Instructions for the task.
Search the records for "JSON". Copy every line where it appears.

Records for processing.
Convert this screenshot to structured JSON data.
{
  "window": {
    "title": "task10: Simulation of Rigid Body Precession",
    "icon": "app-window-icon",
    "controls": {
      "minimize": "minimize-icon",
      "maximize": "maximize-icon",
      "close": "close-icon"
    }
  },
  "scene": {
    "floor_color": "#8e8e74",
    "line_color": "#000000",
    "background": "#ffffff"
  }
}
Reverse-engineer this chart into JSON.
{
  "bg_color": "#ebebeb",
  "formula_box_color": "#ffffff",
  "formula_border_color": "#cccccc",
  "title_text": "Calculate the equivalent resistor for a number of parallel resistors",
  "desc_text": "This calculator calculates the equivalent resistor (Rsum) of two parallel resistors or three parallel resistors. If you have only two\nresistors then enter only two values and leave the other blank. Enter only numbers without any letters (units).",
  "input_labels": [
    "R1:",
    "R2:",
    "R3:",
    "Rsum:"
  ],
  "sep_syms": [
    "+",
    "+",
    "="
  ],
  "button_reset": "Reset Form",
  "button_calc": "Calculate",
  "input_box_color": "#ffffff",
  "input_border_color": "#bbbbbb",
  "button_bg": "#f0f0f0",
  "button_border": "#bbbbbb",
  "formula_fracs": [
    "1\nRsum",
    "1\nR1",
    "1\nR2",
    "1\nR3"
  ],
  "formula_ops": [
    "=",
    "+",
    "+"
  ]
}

The result.
Convert this screenshot to structured JSON data.
Reverse-engineer this chart into JSON.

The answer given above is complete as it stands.